* DOCUMENT:
╔══

Closed luposlip closed 2 years ago

luposlip commented 4 years ago

Hi there,

I'm using Malli 0.0.1-SNAPSHOT.

I have 15 samples of approximately 200KB each (when saved as EDN to disk). Malli is unable to provide a schema for those - it seems to run forever. It would probably have stopped at some point, but I lost my patience.

I tried to run the provider for just one of those, it actually finished, but it took several minutes on my i7 w/6 physical cores (don't know if you have any parallelization yet).

Would it be possible in some way to speed this up, or at least provide some peek into the progress (via logging, async or similar)?

Looks promising though, will use Malli for smaller stuff for now.

Best regards, Henrik

ikitommi commented 4 years ago

The current impl is naive, running brute force for all registered schemas, throwing lot of exceptions on invalid types. It should be easy to make it many orders of magnitude faster with few simple tricks, including:

1) type based checking, e.g. a avalue of type Long (in JVM) should only be checked against numeric schemas 2) not throwing exceptions

There are other things that should be added to Providers: https://github.com/metosin/malli/issues/74

Most likely, won't have time to fix this any time soon, so contributions would be most welcome.

ikitommi commented 4 years ago

Did a quick test what happens. Here's a quick code that runs order of magntude faster (but is still dead-slow):

(require '[malli.core :as m])
(require '[malli.provider :as mp])
(require '[clojure.set :as set])
(require '[criterium.core :as cc])

(doseq [registry [;; 2700 µs
                  m/default-registry
                  ;;  450 µs
                  m/predicate-registry
                  ;;  230 µs
                  (-> m/predicate-registry
                      set/map-invert
                      set/map-invert
                      (dissoc 'empty?))]]
  (cc/quick-bench (mp/provide [1] {:registry registry})))

e.g. don't test the values against all registry entries, most of them fail with exception ([:map 1]), just test the predicates for values and only once (both int? and 'int? are registered), also, empty? throws on all non-seqs.

╚══

* INFORMATION SUPPLIED:
╔══

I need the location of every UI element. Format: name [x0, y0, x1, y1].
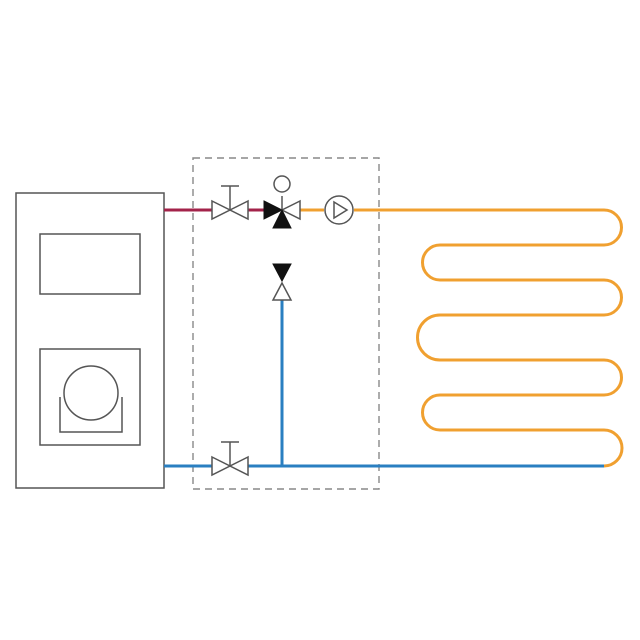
boiler [15, 192, 165, 489]
underfloor-loop [298, 208, 624, 468]
check-valve-icon [271, 263, 293, 301]
return-shutoff-valve-icon [211, 441, 249, 477]
supply-shutoff-valve-icon [211, 185, 249, 221]
control-panel [39, 233, 141, 295]
serpentine-heating-loop-icon [354, 208, 624, 468]
circulation-pump-icon [324, 195, 354, 225]
return-pipe [164, 300, 604, 468]
mixing-valve-icon [263, 175, 301, 229]
mixing-module-boundary [192, 157, 380, 490]
burner-drum-icon [59, 365, 123, 433]
mixing-actuator-icon [273, 175, 291, 193]
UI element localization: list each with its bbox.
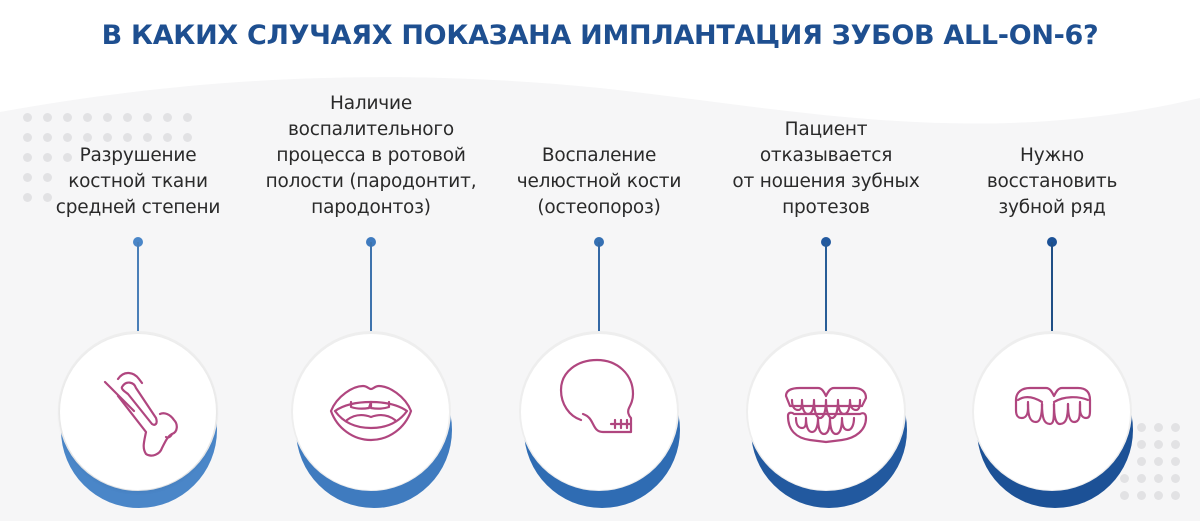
icon-disc — [521, 334, 677, 490]
page-title: В КАКИХ СЛУЧАЯХ ПОКАЗАНА ИМПЛАНТАЦИЯ ЗУБ… — [101, 20, 1099, 51]
indication-card-jaw-inflammation: Воспаление челюстной кости (остеопороз) — [479, 0, 719, 521]
open-mouth-icon — [329, 384, 413, 442]
dentures-icon — [784, 386, 868, 444]
indication-card-refuses-dentures: Пациент отказывается от ношения зубных п… — [706, 0, 946, 521]
dot-grid-decoration-right — [1115, 418, 1183, 503]
indication-card-restore-dentition: Нужно восстановить зубной ряд — [932, 0, 1172, 521]
indication-label: Разрушение костной ткани средней степени — [55, 145, 221, 218]
tooth-row-icon — [1014, 386, 1092, 426]
indication-label: Нужно восстановить зубной ряд — [986, 145, 1118, 218]
icon-disc — [748, 334, 904, 490]
skull-icon — [559, 358, 635, 434]
indication-card-bone-destruction: Разрушение костной ткани средней степени — [18, 0, 258, 521]
connector-line — [825, 242, 827, 334]
dot-grid-decoration-left — [18, 108, 198, 208]
indication-card-inflammation-oral: Наличие воспалительного процесса в ротов… — [251, 0, 491, 521]
connector-line — [1051, 242, 1053, 334]
indication-label: Наличие воспалительного процесса в ротов… — [265, 93, 477, 218]
icon-disc — [293, 334, 449, 490]
connector-line — [370, 242, 372, 334]
connector-line — [137, 242, 139, 334]
bone-fracture-icon — [103, 371, 178, 457]
connector-line — [598, 242, 600, 334]
icon-disc — [974, 334, 1130, 490]
indication-label: Пациент отказывается от ношения зубных п… — [732, 119, 920, 218]
icon-disc — [60, 334, 216, 490]
indication-label: Воспаление челюстной кости (остеопороз) — [516, 145, 682, 218]
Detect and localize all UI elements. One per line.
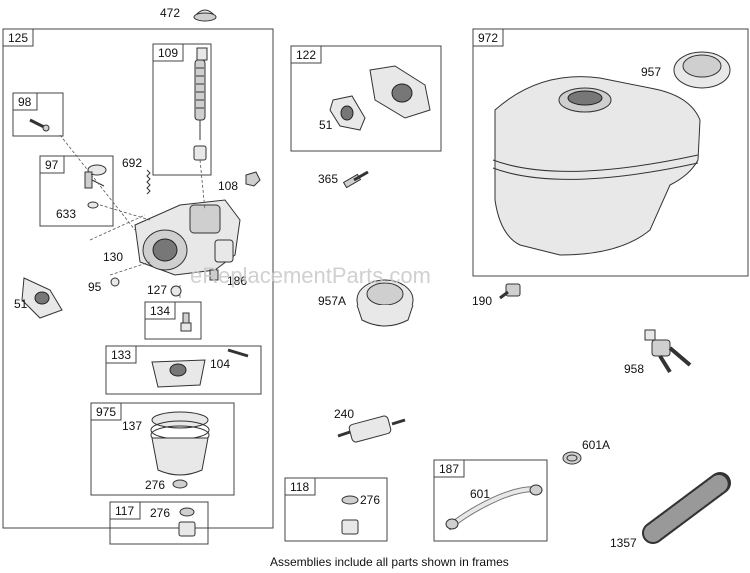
part-186-label: 186 [227, 274, 247, 288]
frame-97-label: 97 [45, 158, 59, 172]
caption-text: Assemblies include all parts shown in fr… [270, 555, 509, 569]
shutoff-valve-958-part[interactable] [644, 329, 692, 374]
jet-134-part[interactable] [180, 312, 192, 332]
part-127-label: 127 [147, 283, 167, 297]
frame-122-label: 122 [296, 48, 316, 62]
washer-95-part[interactable] [110, 277, 120, 287]
frame-975-label: 975 [96, 405, 116, 419]
part-240-label: 240 [334, 407, 354, 421]
frame-109-label: 109 [158, 46, 178, 60]
screw-186-part[interactable] [209, 269, 219, 281]
part-601-label: 601 [470, 487, 490, 501]
frame-134[interactable]: 134 [144, 301, 202, 340]
cap-472-part[interactable] [193, 9, 217, 22]
part-957-label: 957 [641, 65, 661, 79]
frame-975[interactable]: 975 137 276 [90, 402, 235, 496]
part-130-label: 130 [103, 250, 123, 264]
frame-117-label: 117 [115, 504, 134, 518]
float-valve-needle-part[interactable] [193, 47, 208, 161]
part-190-label: 190 [472, 294, 492, 308]
clamp-601A-part[interactable] [562, 451, 582, 465]
frame-187-label: 187 [439, 462, 459, 476]
choke-shaft-part[interactable] [84, 164, 107, 209]
part-108-label: 108 [218, 179, 238, 193]
fuel-cap-957-part[interactable] [673, 51, 731, 89]
part-1357-label: 1357 [610, 536, 637, 550]
watermark-text: eReplacementParts.com [190, 263, 431, 288]
frame-118[interactable]: 118 276 [284, 477, 388, 542]
frame-187[interactable]: 187 601 [433, 459, 548, 542]
frame-118-label: 118 [290, 480, 309, 494]
fuel-cap-957A-part[interactable] [356, 279, 414, 327]
part-137-label: 137 [122, 419, 142, 433]
frame-972-label: 972 [478, 31, 498, 45]
frame-972[interactable]: 972 957 [472, 28, 749, 277]
part-633-label: 633 [56, 207, 76, 221]
part-692-label: 692 [122, 156, 142, 170]
frame-133[interactable]: 133 104 [105, 345, 262, 395]
part-958-label: 958 [624, 362, 644, 376]
frame-133-label: 133 [111, 348, 131, 362]
drain-plug-118-part[interactable] [341, 495, 359, 535]
part-51-label: 51 [14, 297, 28, 311]
bowl-nut-117-part[interactable] [178, 507, 196, 537]
oring-127-part[interactable] [170, 285, 182, 297]
frame-125-label: 125 [8, 31, 28, 45]
float-bowl-137-part[interactable] [150, 411, 210, 476]
part-104-label: 104 [210, 357, 230, 371]
fuel-line-187-part[interactable] [445, 484, 543, 531]
lever-108-part[interactable] [245, 171, 261, 187]
part-276-label: 276 [150, 506, 170, 520]
screw-365-part[interactable] [342, 170, 369, 189]
washer-276-part[interactable] [172, 479, 188, 489]
bolt-190-part[interactable] [499, 283, 521, 300]
frame-134-label: 134 [150, 304, 170, 318]
frame-97[interactable]: 97 633 [39, 155, 114, 227]
part-276-label: 276 [145, 478, 165, 492]
gasket-51-part[interactable] [21, 277, 63, 319]
pin-104-part[interactable] [227, 348, 249, 358]
part-472-label: 472 [160, 6, 180, 20]
frame-117[interactable]: 117 276 [109, 501, 209, 545]
part-95-label: 95 [88, 280, 102, 294]
spacer-122-part[interactable] [369, 65, 431, 119]
part-276-label: 276 [360, 493, 380, 507]
frame-98[interactable]: 98 [12, 92, 64, 137]
carburetor-body-part[interactable] [134, 199, 241, 276]
frame-98-label: 98 [18, 95, 32, 109]
gasket-51-part-b[interactable] [329, 95, 366, 131]
frame-122[interactable]: 122 51 [290, 45, 442, 152]
part-957A-label: 957A [318, 294, 346, 308]
breather-hose-1357-part[interactable] [642, 472, 731, 544]
fuel-filter-240-part[interactable] [337, 415, 406, 443]
float-133-part[interactable] [151, 359, 206, 388]
fuel-tank-part[interactable] [492, 76, 701, 256]
spring-692-part[interactable] [146, 169, 151, 195]
frame-109[interactable]: 109 [152, 43, 212, 176]
part-365-label: 365 [318, 172, 338, 186]
frame-125[interactable]: 125 [2, 28, 274, 529]
screw-part[interactable] [29, 118, 50, 132]
part-601A-label: 601A [582, 438, 610, 452]
part-51-label: 51 [319, 118, 333, 132]
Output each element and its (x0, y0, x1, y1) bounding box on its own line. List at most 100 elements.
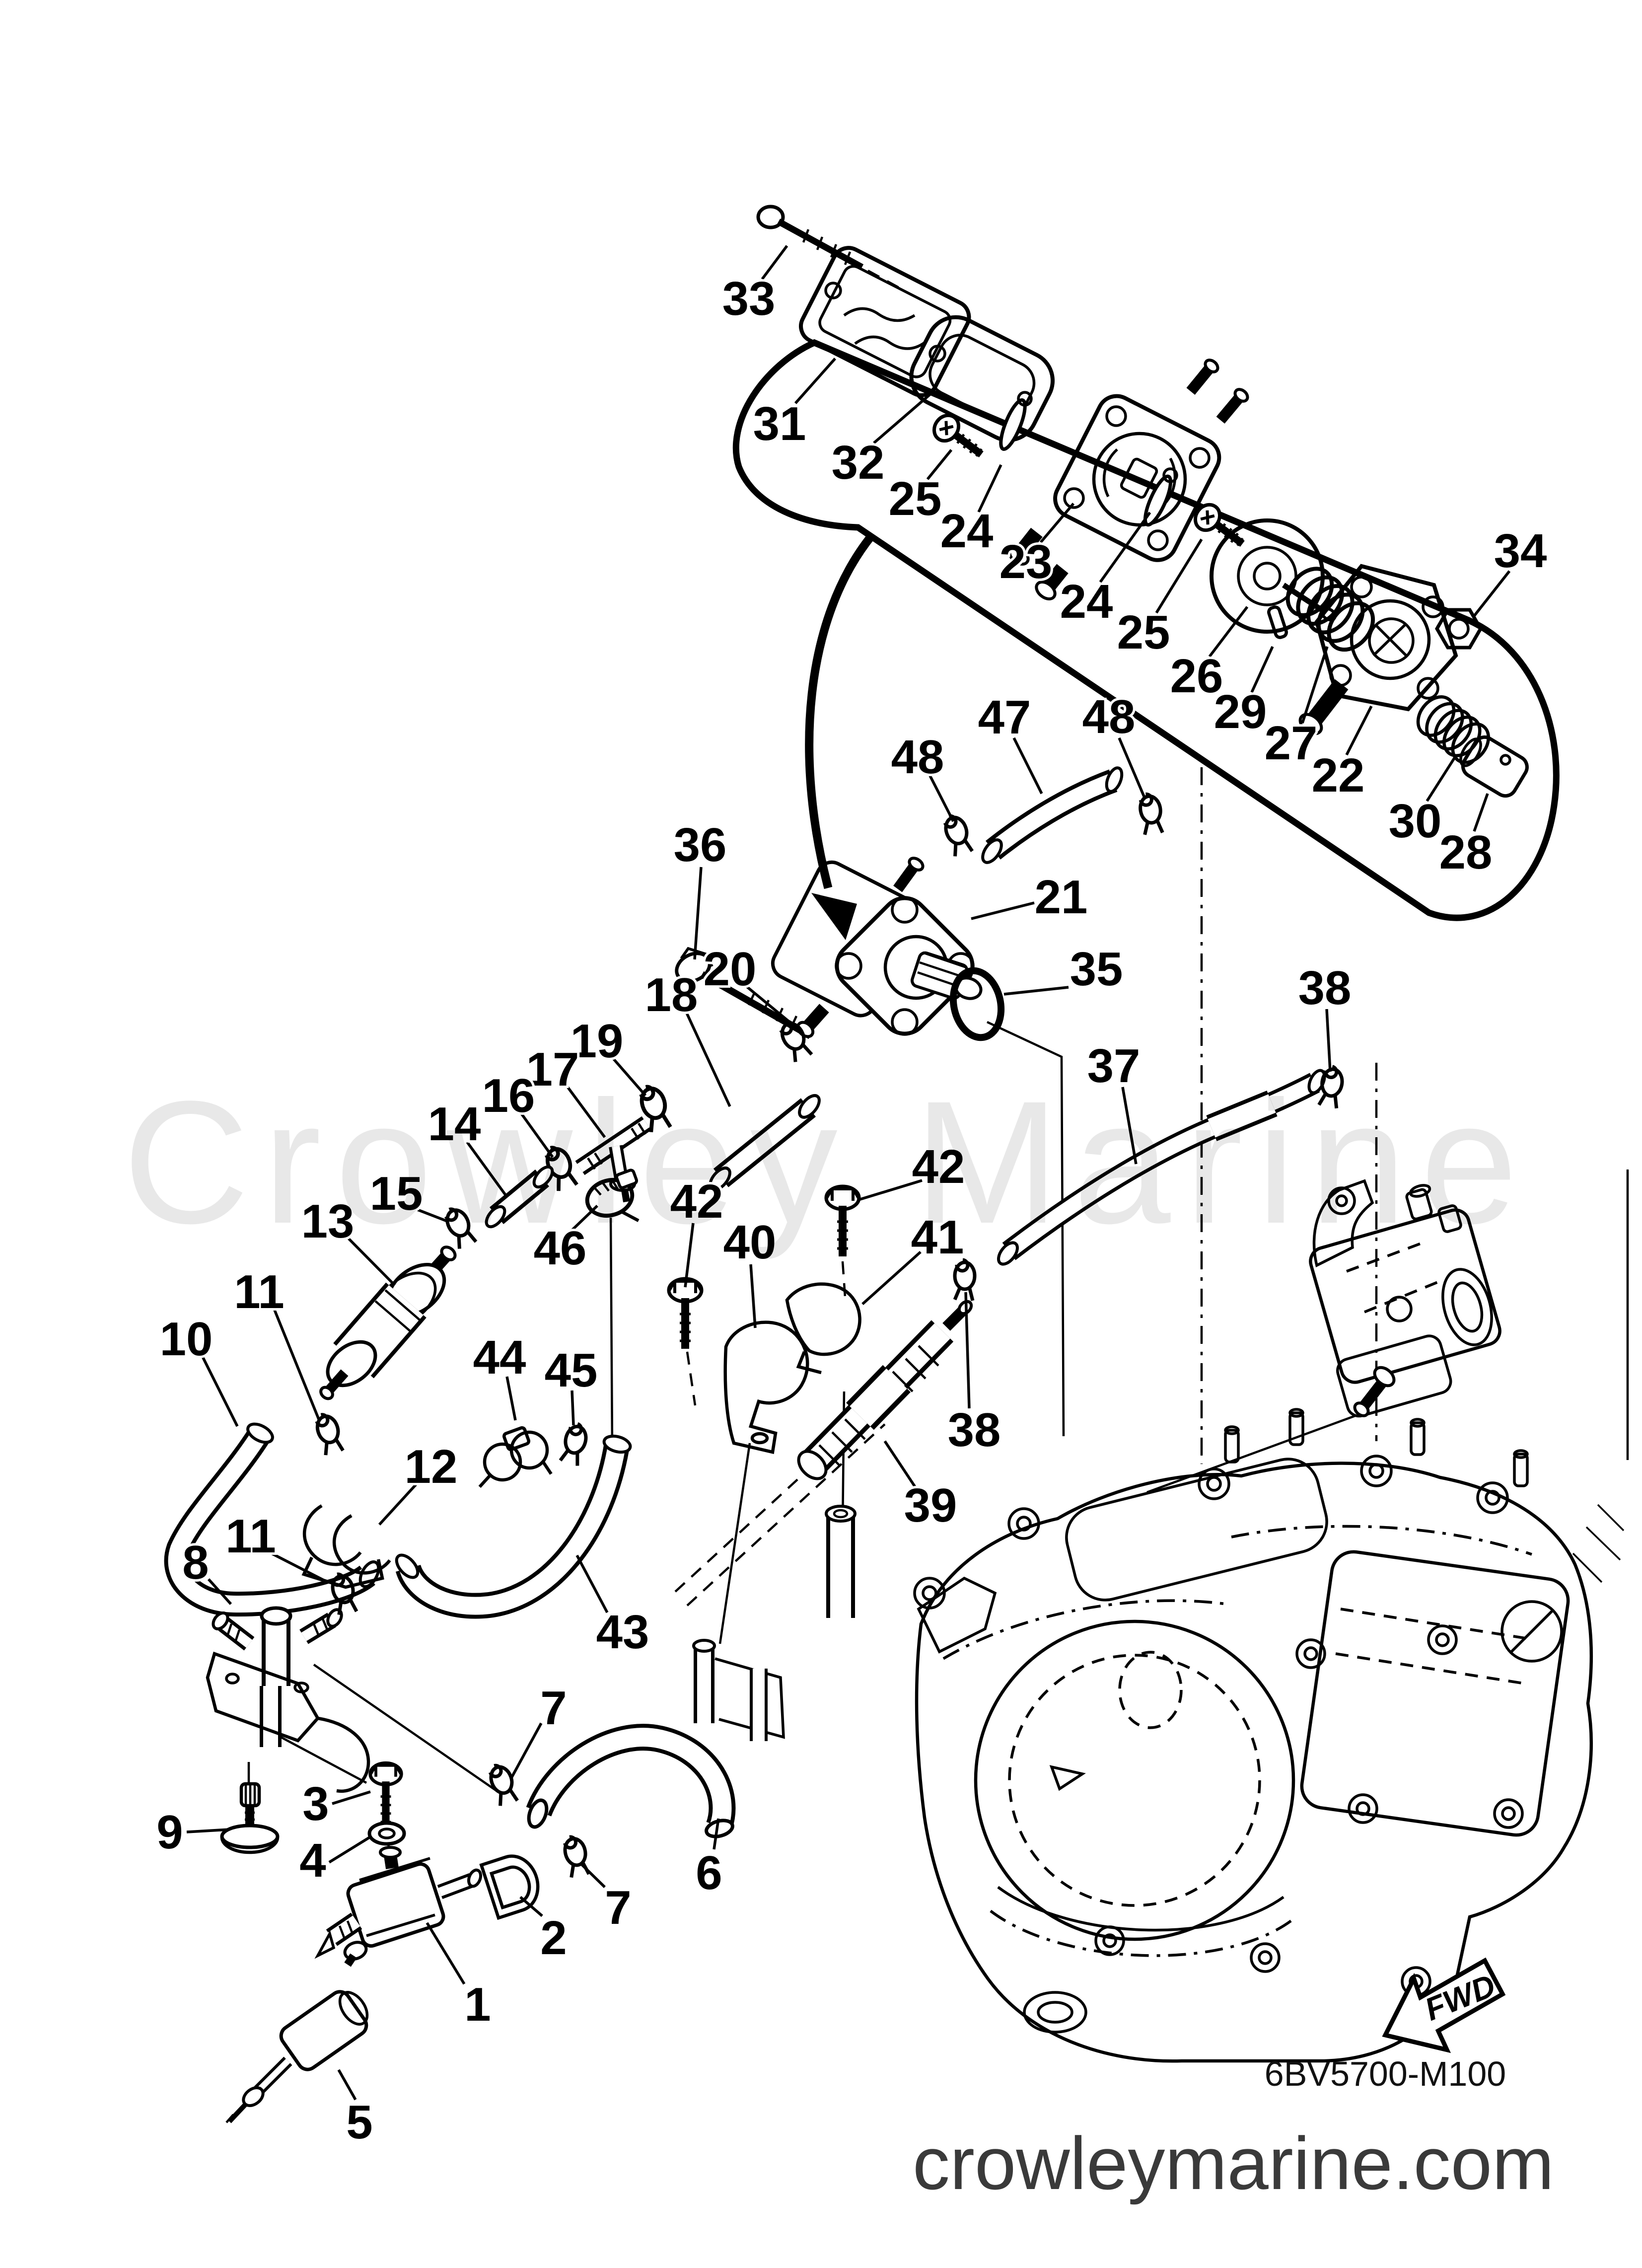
part-label-43[interactable]: 43 (594, 1603, 652, 1661)
retainer-2 (479, 1854, 540, 1920)
part-label-48[interactable]: 48 (889, 728, 947, 786)
part-label-7[interactable]: 7 (602, 1879, 634, 1937)
part-label-13[interactable]: 13 (299, 1192, 357, 1250)
witness-lines (247, 767, 1629, 1858)
part-label-34[interactable]: 34 (1492, 522, 1550, 580)
part-label-8[interactable]: 8 (180, 1534, 211, 1592)
leader-line-16 (519, 1112, 554, 1158)
hose-14 (485, 1165, 554, 1229)
part-label-24[interactable]: 24 (938, 502, 996, 560)
part-label-17[interactable]: 17 (524, 1040, 582, 1098)
part-label-15[interactable]: 15 (367, 1165, 426, 1223)
nut-34 (1434, 608, 1483, 650)
part-label-29[interactable]: 29 (1212, 683, 1270, 741)
part-label-42[interactable]: 42 (668, 1172, 726, 1231)
part-label-22[interactable]: 22 (1309, 746, 1367, 805)
fuel-joint-1 (314, 1846, 483, 1967)
screw-33 (756, 205, 901, 289)
part-label-30[interactable]: 30 (1386, 792, 1444, 850)
pin-24 (999, 391, 1033, 451)
part-label-20[interactable]: 20 (701, 940, 759, 998)
leader-line-37 (1121, 1087, 1138, 1165)
leader-line-24 (977, 464, 1002, 513)
part-label-37[interactable]: 37 (1085, 1037, 1143, 1095)
clip-45 (560, 1422, 589, 1466)
part-label-36[interactable]: 36 (671, 816, 729, 874)
gasket-32 (909, 315, 1055, 442)
part-label-11[interactable]: 11 (231, 1263, 286, 1321)
leader-line-14 (466, 1141, 507, 1196)
part-label-12[interactable]: 12 (402, 1438, 460, 1496)
clip-48 (1138, 792, 1165, 836)
part-label-5[interactable]: 5 (344, 2093, 375, 2151)
part-label-26[interactable]: 26 (1168, 647, 1226, 705)
leader-line-8 (207, 1578, 232, 1605)
part-label-41[interactable]: 41 (909, 1208, 967, 1266)
part-label-45[interactable]: 45 (542, 1341, 600, 1399)
fwd-arrow: FWD (1382, 1957, 1506, 2053)
hose-43 (395, 1434, 632, 1619)
leader-line-6 (713, 1818, 720, 1850)
part-label-14[interactable]: 14 (426, 1095, 484, 1153)
part-label-6[interactable]: 6 (693, 1844, 724, 1902)
leader-line-4 (328, 1836, 370, 1864)
leader-line-7 (510, 1722, 543, 1779)
part-label-19[interactable]: 19 (568, 1012, 626, 1070)
part-label-9[interactable]: 9 (154, 1803, 185, 1861)
part-label-46[interactable]: 46 (531, 1219, 589, 1277)
part-label-38[interactable]: 38 (945, 1401, 1003, 1459)
part-label-32[interactable]: 32 (829, 434, 887, 492)
part-label-39[interactable]: 39 (902, 1476, 960, 1535)
part-label-10[interactable]: 10 (157, 1310, 215, 1368)
pump-bracket-22 (1298, 564, 1458, 735)
part-label-23[interactable]: 23 (997, 533, 1055, 591)
part-label-16[interactable]: 16 (480, 1067, 538, 1125)
leader-line-1 (426, 1922, 466, 1985)
part-label-21[interactable]: 21 (1032, 868, 1090, 926)
part-label-18[interactable]: 18 (643, 966, 701, 1024)
part-label-25[interactable]: 25 (1115, 603, 1173, 661)
part-label-3[interactable]: 3 (300, 1775, 331, 1833)
part-label-11[interactable]: 11 (223, 1507, 278, 1565)
leader-line-27 (1301, 646, 1329, 724)
part-label-25[interactable]: 25 (886, 470, 944, 528)
worm-clamp-46 (585, 1169, 640, 1222)
part-label-48[interactable]: 48 (1080, 688, 1138, 746)
leader-line-48 (1118, 737, 1146, 799)
panel-outline (732, 339, 1560, 921)
leader-line-46 (571, 1205, 598, 1232)
leader-line-5 (337, 2069, 357, 2101)
part-label-42[interactable]: 42 (910, 1138, 968, 1196)
hose-37 (997, 1069, 1326, 1266)
hose-10 (164, 1422, 380, 1617)
part-label-47[interactable]: 47 (976, 688, 1034, 746)
hose-18 (709, 1094, 821, 1191)
clip-48 (941, 812, 974, 857)
part-label-2[interactable]: 2 (538, 1909, 569, 1967)
leader-line-29 (1250, 646, 1274, 693)
part-label-4[interactable]: 4 (297, 1831, 328, 1890)
fuel-filter-13 (319, 1245, 457, 1400)
part-label-28[interactable]: 28 (1437, 823, 1495, 881)
part-label-44[interactable]: 44 (471, 1328, 529, 1387)
cover-plate-31 (799, 246, 971, 397)
leader-line-38 (964, 1292, 971, 1409)
part-label-40[interactable]: 40 (721, 1213, 779, 1271)
fuel-pump-exploded-panel (732, 205, 1560, 940)
part-label-27[interactable]: 27 (1262, 714, 1320, 772)
diagram-code: 6BV5700-M100 (1265, 2054, 1506, 2093)
part-label-35[interactable]: 35 (1068, 940, 1126, 998)
part-label-24[interactable]: 24 (1058, 573, 1116, 631)
part-label-38[interactable]: 38 (1296, 959, 1354, 1017)
leader-line-21 (971, 901, 1035, 920)
site-link[interactable]: crowleymarine.com (913, 2122, 1554, 2205)
part-label-7[interactable]: 7 (538, 1679, 569, 1737)
part-label-33[interactable]: 33 (720, 270, 778, 328)
part-label-31[interactable]: 31 (751, 395, 809, 453)
part-label-1[interactable]: 1 (462, 1975, 493, 2034)
leader-line-24 (1099, 512, 1151, 583)
leader-line-48 (928, 775, 955, 822)
tee-valve-8 (206, 1606, 370, 1793)
leader-line-3 (332, 1790, 371, 1805)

╚══

* EXERCISES TO COMPLETE:
a – Answer these about the Malli provider thread:
(i) Which Malli version was the original poster using?
(ii) How many samples did the poster have, and about how large was each one when saved as EDN?
(iii) What timing is listed next to m/predicate-registry in the benchmark code?
b – Carry on the Malli provider thread from the point where it ends.
The entries are separate material from the Malli provider thread.

* ANSWERS GIVEN:
a –
(i) Malli 0.0.1-SNAPSHOT.
(ii) 15 samples of approximately 200KB each.
(iii) 450 µs.

b –
ikitommi commented 3 years ago
bsless commented 3 years ago

I think this idea was probably brought up in the past, but generation could be significantly sped up by failing faster. -fail uses ex-info which gets the stack trace and filters it. Much faster to (3-4x) to just throw a raw clojure.lang.ExceptionInfo, like so:

(defn fast-ex-info
  ([msg map]
   (clojure.lang.ExceptionInfo. msg map))
  ([msg map cause]
   (clojure.lang.ExceptionInfo. msg map cause)))

Even faster is to fail without a stack trace:

(ns malli.impl.Exception)

(gen-class
 :name malli.impl.Exception
 :extends java.lang.Exception)

(defn -fillInStackTrace
  ([_])
  ([_ _]))

Then

(require 'malli.impl.Exception)
(clojure.core/compile 'malli.impl.Exception)

(defn very-fast-ex-info
  ([msg map]
   (malli.impl.Exception. msg map)))

Another ~3x speedup These gains only benefit the JVM, but they're very significant. glaring issue: Overriding -fail and losing stack traces. Maybe add some configuration (global?) which selects fail-fast?

ikitommi commented 3 years ago

Thanks for giving a thought on this. I think adding a value class-based dispatch would enable a solution, that is 100-1000x faster, would not throw and would be extendable. In short:

  1. each IntoSchema can describe which values classes it accepts and a function to extract the actual schema from a value without throwing
  2. each registered Schema instance or AST is checked using m/validator
  3. mp/inferrer would be a function of registry -> values -> schema and would calculate 1 & 2 ahead of time.
  4. mp/infer would be a repl-friendly version of that
;; with defaults
(def infer (mp/inferrer))

(infer [1 2 3])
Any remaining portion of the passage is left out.